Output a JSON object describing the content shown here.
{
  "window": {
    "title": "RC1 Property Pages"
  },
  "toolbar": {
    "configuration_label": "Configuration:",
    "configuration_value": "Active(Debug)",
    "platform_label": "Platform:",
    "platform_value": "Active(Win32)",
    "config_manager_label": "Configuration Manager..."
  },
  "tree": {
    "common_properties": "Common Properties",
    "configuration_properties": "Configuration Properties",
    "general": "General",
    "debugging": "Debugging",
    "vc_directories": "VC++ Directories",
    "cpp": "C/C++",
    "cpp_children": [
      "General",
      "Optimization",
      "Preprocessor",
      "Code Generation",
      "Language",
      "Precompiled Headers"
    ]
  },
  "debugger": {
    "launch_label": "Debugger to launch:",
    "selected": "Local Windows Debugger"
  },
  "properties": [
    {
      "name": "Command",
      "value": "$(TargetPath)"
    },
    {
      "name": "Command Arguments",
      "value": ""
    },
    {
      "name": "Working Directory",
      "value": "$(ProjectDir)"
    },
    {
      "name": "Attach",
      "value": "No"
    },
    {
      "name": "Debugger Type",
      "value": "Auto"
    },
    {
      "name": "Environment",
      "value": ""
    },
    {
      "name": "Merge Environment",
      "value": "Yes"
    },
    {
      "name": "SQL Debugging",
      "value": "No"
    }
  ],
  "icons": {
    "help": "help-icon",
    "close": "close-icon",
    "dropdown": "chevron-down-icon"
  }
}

◇ ◇ ◇

§ **PROBLEM DETAILS**
From the first line to the last, retype the data exactly.

§ **WRITTEN SOLUTION**
Output a JSON object describing the content shown here.
{
  "window": {
    "title": "RC1 Property Pages"
  },
  "toolbar": {
    "configuration_label": "Configuration:",
    "configuration_value": "Active(Debug)",
    "platform_label": "Platform:",
    "platform_value": "Active(Win32)",
    "config_manager_label": "Configuration Manager..."
  },
  "tree": {
    "common_properties": "Common Properties",
    "configuration_properties": "Configuration Properties",
    "general": "General",
    "debugging": "Debugging",
    "vc_directories": "VC++ Directories",
    "cpp": "C/C++",
    "cpp_children": [
      "General",
      "Optimization",
      "Preprocessor",
      "Code Generation",
      "Language",
      "Precompiled Headers"
    ]
  },
  "debugger": {
    "launch_label": "Debugger to launch:",
    "selected": "Local Windows Debugger"
  },
  "properties": [
    {
      "name": "Command",
      "value": "$(TargetPath)"
    },
    {
      "name": "Command Arguments",
      "value": ""
    },
    {
      "name": "Working Directory",
      "value": "$(ProjectDir)"
    },
    {
      "name": "Attach",
      "value": "No"
    },
    {
      "name": "Debugger Type",
      "value": "Auto"
    },
    {
      "name": "Environment",
      "value": ""
    },
    {
      "name": "Merge Environment",
      "value": "Yes"
    },
    {
      "name": "SQL Debugging",
      "value": "No"
    }
  ],
  "icons": {
    "help": "help-icon",
    "close": "close-icon",
    "dropdown": "chevron-down-icon"
  }
}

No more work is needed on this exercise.